EXTRACTED ENTRIES →
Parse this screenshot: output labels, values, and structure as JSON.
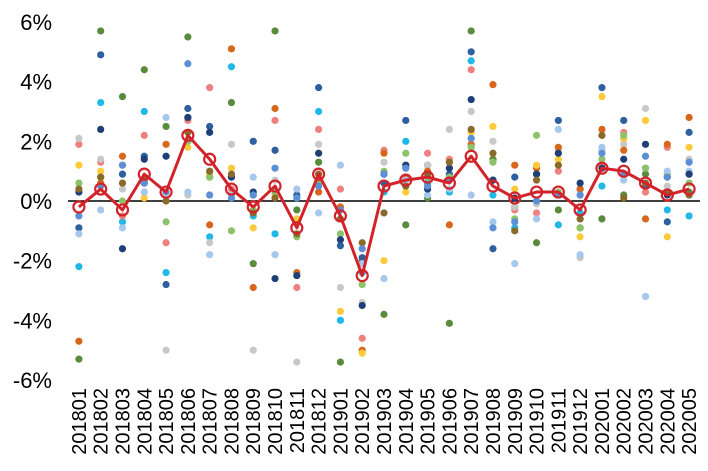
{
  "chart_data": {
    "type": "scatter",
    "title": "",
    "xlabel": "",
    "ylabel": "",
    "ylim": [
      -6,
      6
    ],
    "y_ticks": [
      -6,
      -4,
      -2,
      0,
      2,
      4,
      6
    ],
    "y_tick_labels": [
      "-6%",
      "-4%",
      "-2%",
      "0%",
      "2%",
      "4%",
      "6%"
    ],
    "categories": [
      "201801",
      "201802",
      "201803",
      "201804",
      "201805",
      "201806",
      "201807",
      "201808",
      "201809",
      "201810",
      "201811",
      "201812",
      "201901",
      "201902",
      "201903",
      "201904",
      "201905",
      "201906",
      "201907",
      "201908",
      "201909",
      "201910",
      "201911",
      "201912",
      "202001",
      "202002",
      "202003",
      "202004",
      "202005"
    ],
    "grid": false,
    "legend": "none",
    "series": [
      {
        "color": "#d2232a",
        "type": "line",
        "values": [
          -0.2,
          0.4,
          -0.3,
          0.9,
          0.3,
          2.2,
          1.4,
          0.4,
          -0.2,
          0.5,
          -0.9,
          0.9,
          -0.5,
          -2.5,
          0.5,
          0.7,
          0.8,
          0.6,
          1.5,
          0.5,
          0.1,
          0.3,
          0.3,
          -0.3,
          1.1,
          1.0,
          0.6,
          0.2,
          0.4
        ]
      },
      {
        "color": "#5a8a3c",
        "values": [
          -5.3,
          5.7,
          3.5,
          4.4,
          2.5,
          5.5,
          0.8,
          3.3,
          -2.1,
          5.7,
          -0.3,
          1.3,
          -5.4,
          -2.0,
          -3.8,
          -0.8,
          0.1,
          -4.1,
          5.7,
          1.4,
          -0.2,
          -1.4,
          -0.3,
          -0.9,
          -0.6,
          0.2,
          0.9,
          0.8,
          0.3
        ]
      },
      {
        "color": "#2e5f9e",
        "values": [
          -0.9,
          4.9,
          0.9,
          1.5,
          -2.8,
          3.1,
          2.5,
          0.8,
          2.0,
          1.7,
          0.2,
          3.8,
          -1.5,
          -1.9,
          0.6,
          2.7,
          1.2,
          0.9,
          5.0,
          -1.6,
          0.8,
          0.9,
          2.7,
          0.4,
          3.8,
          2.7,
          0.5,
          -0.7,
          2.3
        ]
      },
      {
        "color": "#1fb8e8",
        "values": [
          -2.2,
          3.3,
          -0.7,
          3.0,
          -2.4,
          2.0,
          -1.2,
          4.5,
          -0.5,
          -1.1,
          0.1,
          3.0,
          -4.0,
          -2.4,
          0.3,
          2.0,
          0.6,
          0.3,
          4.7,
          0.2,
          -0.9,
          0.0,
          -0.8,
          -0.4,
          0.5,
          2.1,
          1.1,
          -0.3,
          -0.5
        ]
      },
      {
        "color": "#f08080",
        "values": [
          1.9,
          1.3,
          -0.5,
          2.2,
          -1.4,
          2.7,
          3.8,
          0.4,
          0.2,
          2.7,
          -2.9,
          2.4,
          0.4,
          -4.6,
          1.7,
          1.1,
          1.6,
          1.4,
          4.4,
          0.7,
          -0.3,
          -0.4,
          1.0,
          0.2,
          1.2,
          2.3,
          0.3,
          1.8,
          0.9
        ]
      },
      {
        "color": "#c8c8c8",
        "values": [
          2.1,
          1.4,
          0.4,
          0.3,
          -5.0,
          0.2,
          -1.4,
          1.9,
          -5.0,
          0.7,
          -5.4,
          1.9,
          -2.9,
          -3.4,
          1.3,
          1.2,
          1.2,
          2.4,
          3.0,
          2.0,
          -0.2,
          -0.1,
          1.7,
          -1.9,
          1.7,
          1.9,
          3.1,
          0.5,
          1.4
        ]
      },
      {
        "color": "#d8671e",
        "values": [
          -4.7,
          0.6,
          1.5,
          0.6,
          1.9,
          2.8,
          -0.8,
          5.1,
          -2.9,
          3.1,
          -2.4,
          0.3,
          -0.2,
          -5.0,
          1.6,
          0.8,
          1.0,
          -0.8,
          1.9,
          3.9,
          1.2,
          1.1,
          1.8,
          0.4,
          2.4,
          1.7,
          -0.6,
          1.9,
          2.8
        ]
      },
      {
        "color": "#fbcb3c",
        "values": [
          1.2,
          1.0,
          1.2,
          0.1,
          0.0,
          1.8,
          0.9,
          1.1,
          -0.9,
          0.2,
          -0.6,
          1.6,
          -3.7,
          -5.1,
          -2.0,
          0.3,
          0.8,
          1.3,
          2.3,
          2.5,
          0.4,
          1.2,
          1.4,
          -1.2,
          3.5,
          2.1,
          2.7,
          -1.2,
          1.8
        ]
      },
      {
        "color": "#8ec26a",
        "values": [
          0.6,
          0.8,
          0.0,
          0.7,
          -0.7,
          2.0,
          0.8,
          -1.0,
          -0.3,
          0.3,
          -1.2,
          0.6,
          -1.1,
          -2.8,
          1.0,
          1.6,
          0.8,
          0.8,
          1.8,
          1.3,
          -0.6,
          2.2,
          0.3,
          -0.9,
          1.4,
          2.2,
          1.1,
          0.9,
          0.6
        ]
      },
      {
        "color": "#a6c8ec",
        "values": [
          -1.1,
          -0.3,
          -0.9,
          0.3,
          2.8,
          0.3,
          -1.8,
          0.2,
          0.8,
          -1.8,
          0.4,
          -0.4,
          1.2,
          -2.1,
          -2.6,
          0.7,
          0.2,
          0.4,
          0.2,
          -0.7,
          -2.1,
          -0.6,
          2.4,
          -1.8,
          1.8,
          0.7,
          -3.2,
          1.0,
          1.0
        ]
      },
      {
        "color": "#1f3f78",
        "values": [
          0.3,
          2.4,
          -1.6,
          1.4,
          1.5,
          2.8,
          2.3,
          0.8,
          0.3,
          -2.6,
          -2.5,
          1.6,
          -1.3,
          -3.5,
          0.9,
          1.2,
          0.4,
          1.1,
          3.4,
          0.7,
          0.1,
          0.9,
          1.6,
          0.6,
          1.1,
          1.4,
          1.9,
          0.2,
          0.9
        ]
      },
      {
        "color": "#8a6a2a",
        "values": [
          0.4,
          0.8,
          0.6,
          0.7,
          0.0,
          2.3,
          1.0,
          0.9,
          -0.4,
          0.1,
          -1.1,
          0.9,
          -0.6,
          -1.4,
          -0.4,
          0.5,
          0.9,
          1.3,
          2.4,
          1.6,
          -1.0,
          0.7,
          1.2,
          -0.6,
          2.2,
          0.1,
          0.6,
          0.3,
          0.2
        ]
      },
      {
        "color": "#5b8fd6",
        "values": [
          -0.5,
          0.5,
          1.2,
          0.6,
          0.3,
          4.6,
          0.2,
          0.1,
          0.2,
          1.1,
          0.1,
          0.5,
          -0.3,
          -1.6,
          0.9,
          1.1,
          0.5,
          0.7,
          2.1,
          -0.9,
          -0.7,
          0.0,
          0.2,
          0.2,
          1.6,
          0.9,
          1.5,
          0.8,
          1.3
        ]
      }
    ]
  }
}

==

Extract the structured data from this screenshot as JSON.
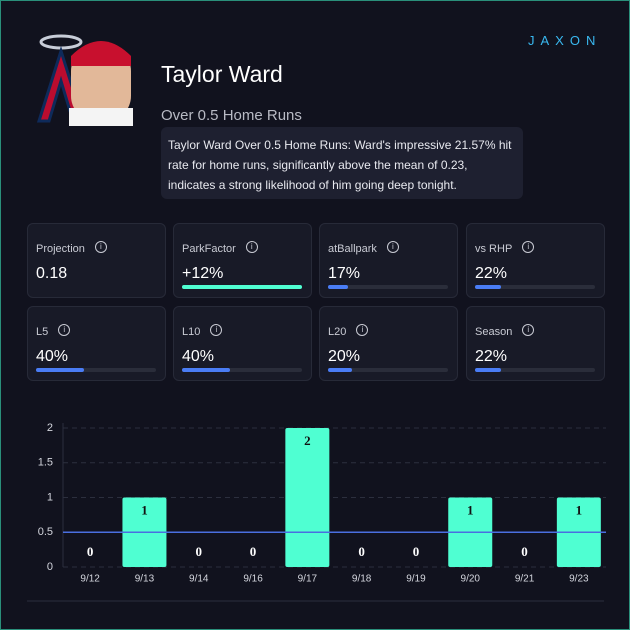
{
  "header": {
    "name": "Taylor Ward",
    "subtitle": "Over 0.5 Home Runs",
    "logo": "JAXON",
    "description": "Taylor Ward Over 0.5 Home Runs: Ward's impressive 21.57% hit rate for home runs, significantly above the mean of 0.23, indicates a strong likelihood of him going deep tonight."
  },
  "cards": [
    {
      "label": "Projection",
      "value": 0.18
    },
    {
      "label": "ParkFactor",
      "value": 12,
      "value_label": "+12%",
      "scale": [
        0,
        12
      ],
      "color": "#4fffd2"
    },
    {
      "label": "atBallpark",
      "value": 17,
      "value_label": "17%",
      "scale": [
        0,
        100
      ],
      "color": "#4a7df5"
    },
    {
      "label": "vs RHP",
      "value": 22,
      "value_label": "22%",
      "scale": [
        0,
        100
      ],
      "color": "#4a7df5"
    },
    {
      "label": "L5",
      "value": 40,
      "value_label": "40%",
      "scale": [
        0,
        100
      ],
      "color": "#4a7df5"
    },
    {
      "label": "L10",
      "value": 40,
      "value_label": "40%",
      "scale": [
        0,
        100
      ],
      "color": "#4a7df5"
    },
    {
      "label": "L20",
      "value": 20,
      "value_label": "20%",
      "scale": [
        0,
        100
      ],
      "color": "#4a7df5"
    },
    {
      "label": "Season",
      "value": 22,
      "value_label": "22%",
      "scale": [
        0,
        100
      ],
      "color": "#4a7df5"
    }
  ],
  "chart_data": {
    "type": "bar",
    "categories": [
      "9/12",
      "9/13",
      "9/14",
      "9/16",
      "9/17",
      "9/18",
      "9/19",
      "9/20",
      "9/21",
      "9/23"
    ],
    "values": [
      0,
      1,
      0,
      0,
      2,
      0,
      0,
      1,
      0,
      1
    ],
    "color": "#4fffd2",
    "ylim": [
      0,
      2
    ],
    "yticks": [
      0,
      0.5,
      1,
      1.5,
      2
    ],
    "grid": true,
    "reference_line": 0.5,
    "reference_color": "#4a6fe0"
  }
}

TASK DETAILS → Gather each line of the listing containing the word "Ward" and show it.

IN RESPONSE →
    "name": "Taylor Ward",
    "description": "Taylor Ward Over 0.5 Home Runs: Ward's impressive 21.57% hit rate for home runs, significantly above the mean of 0.23, indicates a strong likelihood of him going deep tonight."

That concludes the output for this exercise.